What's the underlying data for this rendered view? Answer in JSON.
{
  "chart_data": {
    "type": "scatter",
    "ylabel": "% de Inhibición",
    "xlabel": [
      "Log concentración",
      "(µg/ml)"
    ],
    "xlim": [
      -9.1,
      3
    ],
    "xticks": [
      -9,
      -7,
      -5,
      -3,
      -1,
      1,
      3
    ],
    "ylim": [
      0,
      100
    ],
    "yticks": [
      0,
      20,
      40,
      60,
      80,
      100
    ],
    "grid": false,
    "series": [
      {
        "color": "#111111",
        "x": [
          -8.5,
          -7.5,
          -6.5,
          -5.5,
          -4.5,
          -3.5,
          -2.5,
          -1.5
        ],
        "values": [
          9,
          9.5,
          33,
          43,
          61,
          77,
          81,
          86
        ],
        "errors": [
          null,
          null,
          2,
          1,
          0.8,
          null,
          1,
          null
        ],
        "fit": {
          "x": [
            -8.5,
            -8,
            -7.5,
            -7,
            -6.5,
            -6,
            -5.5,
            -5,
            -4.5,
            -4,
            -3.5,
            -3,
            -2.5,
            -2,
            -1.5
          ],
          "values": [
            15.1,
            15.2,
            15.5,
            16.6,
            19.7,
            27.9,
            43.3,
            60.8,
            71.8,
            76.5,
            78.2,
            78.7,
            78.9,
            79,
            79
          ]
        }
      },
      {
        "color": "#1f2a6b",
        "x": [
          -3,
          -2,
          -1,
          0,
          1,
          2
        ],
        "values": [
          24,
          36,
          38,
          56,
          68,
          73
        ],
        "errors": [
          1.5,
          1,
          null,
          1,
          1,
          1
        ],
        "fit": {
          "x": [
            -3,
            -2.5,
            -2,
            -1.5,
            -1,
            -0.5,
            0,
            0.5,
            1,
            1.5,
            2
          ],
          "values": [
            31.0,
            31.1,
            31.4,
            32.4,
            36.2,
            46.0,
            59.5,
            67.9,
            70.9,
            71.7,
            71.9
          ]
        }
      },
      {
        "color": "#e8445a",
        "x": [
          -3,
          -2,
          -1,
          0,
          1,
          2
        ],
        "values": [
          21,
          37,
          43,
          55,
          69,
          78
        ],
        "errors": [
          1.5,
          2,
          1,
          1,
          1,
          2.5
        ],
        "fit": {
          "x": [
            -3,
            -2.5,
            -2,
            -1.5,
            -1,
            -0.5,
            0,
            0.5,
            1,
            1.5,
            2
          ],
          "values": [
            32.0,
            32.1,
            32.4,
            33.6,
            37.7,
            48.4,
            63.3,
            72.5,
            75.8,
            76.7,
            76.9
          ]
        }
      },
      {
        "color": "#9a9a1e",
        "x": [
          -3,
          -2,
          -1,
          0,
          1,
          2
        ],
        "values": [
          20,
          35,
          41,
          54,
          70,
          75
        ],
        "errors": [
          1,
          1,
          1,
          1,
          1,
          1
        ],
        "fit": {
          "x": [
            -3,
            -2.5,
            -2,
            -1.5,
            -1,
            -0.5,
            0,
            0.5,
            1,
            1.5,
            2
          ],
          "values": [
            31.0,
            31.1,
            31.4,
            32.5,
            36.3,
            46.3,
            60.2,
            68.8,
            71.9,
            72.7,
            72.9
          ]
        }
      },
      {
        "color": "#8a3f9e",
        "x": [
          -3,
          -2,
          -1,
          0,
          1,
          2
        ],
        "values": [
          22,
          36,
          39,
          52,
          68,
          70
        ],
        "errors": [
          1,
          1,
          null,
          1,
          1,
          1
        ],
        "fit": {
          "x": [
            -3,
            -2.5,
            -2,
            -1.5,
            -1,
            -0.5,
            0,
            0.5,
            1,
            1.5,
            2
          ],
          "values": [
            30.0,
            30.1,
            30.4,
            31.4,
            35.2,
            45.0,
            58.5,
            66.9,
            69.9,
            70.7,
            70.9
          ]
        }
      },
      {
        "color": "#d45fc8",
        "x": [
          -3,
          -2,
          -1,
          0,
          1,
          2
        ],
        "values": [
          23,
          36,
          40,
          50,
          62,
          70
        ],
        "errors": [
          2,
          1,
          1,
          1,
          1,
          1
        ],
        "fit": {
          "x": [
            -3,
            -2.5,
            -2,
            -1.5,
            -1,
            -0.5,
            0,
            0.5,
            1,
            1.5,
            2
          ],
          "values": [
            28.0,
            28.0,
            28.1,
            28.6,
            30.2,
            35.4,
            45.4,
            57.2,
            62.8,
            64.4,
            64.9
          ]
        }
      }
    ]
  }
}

**Written exercise**
Copy every line from the records above that contains the word "color".

**Worked solution**
        "color": "#111111",
        "color": "#1f2a6b",
        "color": "#e8445a",
        "color": "#9a9a1e",
        "color": "#8a3f9e",
        "color": "#d45fc8",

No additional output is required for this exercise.